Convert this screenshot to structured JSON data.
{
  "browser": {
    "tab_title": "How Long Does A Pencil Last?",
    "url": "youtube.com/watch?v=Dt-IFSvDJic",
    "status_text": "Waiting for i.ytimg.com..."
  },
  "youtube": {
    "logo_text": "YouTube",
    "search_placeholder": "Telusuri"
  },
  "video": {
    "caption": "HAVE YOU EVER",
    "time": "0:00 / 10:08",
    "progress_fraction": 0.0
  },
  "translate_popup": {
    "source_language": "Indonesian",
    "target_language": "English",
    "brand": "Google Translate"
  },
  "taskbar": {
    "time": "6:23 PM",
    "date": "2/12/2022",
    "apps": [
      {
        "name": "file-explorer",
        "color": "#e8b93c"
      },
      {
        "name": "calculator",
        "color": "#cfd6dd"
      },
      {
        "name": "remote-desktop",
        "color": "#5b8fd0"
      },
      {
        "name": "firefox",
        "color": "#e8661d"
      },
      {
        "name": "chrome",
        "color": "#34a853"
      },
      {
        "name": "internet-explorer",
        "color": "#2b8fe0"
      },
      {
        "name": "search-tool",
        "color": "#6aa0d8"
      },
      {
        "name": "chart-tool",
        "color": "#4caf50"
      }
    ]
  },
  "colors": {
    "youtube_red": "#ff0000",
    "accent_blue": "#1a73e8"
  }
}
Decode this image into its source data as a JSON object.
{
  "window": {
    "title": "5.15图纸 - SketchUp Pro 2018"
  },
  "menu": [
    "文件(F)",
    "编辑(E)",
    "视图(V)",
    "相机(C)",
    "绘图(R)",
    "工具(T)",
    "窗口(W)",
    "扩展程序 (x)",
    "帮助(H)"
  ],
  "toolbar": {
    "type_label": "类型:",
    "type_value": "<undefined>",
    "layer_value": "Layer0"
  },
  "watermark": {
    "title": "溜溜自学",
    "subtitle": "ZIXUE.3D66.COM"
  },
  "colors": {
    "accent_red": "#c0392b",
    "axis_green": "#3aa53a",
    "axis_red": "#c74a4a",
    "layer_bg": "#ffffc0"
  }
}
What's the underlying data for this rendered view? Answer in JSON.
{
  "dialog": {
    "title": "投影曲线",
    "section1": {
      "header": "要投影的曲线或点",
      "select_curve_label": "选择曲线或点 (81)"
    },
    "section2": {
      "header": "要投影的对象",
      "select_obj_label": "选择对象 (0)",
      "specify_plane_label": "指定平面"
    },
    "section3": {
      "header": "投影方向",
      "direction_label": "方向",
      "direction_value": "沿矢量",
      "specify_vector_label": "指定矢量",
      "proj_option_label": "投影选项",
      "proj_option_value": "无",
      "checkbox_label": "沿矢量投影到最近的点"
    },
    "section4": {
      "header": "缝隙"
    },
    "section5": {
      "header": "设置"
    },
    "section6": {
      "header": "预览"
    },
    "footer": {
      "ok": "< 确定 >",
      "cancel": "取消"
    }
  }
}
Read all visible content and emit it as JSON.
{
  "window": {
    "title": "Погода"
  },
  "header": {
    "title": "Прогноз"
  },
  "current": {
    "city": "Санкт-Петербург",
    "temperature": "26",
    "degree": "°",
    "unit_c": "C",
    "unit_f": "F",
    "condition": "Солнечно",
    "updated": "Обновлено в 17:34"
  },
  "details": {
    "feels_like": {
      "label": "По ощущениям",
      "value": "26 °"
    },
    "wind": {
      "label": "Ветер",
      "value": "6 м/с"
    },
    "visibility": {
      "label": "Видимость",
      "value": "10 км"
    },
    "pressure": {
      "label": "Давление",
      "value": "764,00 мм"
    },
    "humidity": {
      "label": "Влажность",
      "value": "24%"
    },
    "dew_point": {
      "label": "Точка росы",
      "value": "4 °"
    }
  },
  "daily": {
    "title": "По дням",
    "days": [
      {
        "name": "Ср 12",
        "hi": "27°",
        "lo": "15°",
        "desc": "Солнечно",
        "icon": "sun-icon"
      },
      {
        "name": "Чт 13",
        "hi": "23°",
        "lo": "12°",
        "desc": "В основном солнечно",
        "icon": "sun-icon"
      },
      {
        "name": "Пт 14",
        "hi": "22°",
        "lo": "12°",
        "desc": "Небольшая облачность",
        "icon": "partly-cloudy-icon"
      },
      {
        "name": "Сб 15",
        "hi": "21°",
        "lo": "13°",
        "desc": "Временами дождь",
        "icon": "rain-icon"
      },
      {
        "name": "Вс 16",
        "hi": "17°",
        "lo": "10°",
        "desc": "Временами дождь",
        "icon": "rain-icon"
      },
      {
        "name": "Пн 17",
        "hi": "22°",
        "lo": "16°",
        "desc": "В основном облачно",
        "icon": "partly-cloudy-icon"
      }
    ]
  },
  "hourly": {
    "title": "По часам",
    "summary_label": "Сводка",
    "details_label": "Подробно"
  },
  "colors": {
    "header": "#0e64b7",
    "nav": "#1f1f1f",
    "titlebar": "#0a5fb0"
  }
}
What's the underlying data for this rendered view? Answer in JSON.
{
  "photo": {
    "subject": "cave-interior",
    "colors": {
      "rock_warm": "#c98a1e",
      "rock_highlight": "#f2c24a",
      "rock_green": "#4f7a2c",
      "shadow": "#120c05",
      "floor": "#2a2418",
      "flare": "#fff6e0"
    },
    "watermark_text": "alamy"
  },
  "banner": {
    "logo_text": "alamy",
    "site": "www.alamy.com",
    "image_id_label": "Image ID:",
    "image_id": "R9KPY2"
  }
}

▸ **Given instruction**
Write the listing out again, exactly as it reads.

▸ **Answer to this task**
Convert this screenshot to structured JSON data.
{
  "browser": {
    "tab_title": "How Long Does A Pencil Last?",
    "url": "youtube.com/watch?v=Dt-IFSvDJic",
    "status_text": "Waiting for i.ytimg.com..."
  },
  "youtube": {
    "logo_text": "YouTube",
    "search_placeholder": "Telusuri"
  },
  "video": {
    "caption": "HAVE YOU EVER",
    "time": "0:00 / 10:08",
    "progress_fraction": 0.0
  },
  "translate_popup": {
    "source_language": "Indonesian",
    "target_language": "English",
    "brand": "Google Translate"
  },
  "taskbar": {
    "time": "6:23 PM",
    "date": "2/12/2022",
    "apps": [
      {
        "name": "file-explorer",
        "color": "#e8b93c"
      },
      {
        "name": "calculator",
        "color": "#cfd6dd"
      },
      {
        "name": "remote-desktop",
        "color": "#5b8fd0"
      },
      {
        "name": "firefox",
        "color": "#e8661d"
      },
      {
        "name": "chrome",
        "color": "#34a853"
      },
      {
        "name": "internet-explorer",
        "color": "#2b8fe0"
      },
      {
        "name": "search-tool",
        "color": "#6aa0d8"
      },
      {
        "name": "chart-tool",
        "color": "#4caf50"
      }
    ]
  },
  "colors": {
    "youtube_red": "#ff0000",
    "accent_blue": "#1a73e8"
  }
}
Decode this image into its source data as a JSON object.
{
  "window": {
    "title": "5.15图纸 - SketchUp Pro 2018"
  },
  "menu": [
    "文件(F)",
    "编辑(E)",
    "视图(V)",
    "相机(C)",
    "绘图(R)",
    "工具(T)",
    "窗口(W)",
    "扩展程序 (x)",
    "帮助(H)"
  ],
  "toolbar": {
    "type_label": "类型:",
    "type_value": "<undefined>",
    "layer_value": "Layer0"
  },
  "watermark": {
    "title": "溜溜自学",
    "subtitle": "ZIXUE.3D66.COM"
  },
  "colors": {
    "accent_red": "#c0392b",
    "axis_green": "#3aa53a",
    "axis_red": "#c74a4a",
    "layer_bg": "#ffffc0"
  }
}
What's the underlying data for this rendered view? Answer in JSON.
{
  "dialog": {
    "title": "投影曲线",
    "section1": {
      "header": "要投影的曲线或点",
      "select_curve_label": "选择曲线或点 (81)"
    },
    "section2": {
      "header": "要投影的对象",
      "select_obj_label": "选择对象 (0)",
      "specify_plane_label": "指定平面"
    },
    "section3": {
      "header": "投影方向",
      "direction_label": "方向",
      "direction_value": "沿矢量",
      "specify_vector_label": "指定矢量",
      "proj_option_label": "投影选项",
      "proj_option_value": "无",
      "checkbox_label": "沿矢量投影到最近的点"
    },
    "section4": {
      "header": "缝隙"
    },
    "section5": {
      "header": "设置"
    },
    "section6": {
      "header": "预览"
    },
    "footer": {
      "ok": "< 确定 >",
      "cancel": "取消"
    }
  }
}
Read all visible content and emit it as JSON.
{
  "window": {
    "title": "Погода"
  },
  "header": {
    "title": "Прогноз"
  },
  "current": {
    "city": "Санкт-Петербург",
    "temperature": "26",
    "degree": "°",
    "unit_c": "C",
    "unit_f": "F",
    "condition": "Солнечно",
    "updated": "Обновлено в 17:34"
  },
  "details": {
    "feels_like": {
      "label": "По ощущениям",
      "value": "26 °"
    },
    "wind": {
      "label": "Ветер",
      "value": "6 м/с"
    },
    "visibility": {
      "label": "Видимость",
      "value": "10 км"
    },
    "pressure": {
      "label": "Давление",
      "value": "764,00 мм"
    },
    "humidity": {
      "label": "Влажность",
      "value": "24%"
    },
    "dew_point": {
      "label": "Точка росы",
      "value": "4 °"
    }
  },
  "daily": {
    "title": "По дням",
    "days": [
      {
        "name": "Ср 12",
        "hi": "27°",
        "lo": "15°",
        "desc": "Солнечно",
        "icon": "sun-icon"
      },
      {
        "name": "Чт 13",
        "hi": "23°",
        "lo": "12°",
        "desc": "В основном солнечно",
        "icon": "sun-icon"
      },
      {
        "name": "Пт 14",
        "hi": "22°",
        "lo": "12°",
        "desc": "Небольшая облачность",
        "icon": "partly-cloudy-icon"
      },
      {
        "name": "Сб 15",
        "hi": "21°",
        "lo": "13°",
        "desc": "Временами дождь",
        "icon": "rain-icon"
      },
      {
        "name": "Вс 16",
        "hi": "17°",
        "lo": "10°",
        "desc": "Временами дождь",
        "icon": "rain-icon"
      },
      {
        "name": "Пн 17",
        "hi": "22°",
        "lo": "16°",
        "desc": "В основном облачно",
        "icon": "partly-cloudy-icon"
      }
    ]
  },
  "hourly": {
    "title": "По часам",
    "summary_label": "Сводка",
    "details_label": "Подробно"
  },
  "colors": {
    "header": "#0e64b7",
    "nav": "#1f1f1f",
    "titlebar": "#0a5fb0"
  }
}
What's the underlying data for this rendered view? Answer in JSON.
{
  "photo": {
    "subject": "cave-interior",
    "colors": {
      "rock_warm": "#c98a1e",
      "rock_highlight": "#f2c24a",
      "rock_green": "#4f7a2c",
      "shadow": "#120c05",
      "floor": "#2a2418",
      "flare": "#fff6e0"
    },
    "watermark_text": "alamy"
  },
  "banner": {
    "logo_text": "alamy",
    "site": "www.alamy.com",
    "image_id_label": "Image ID:",
    "image_id": "R9KPY2"
  }
}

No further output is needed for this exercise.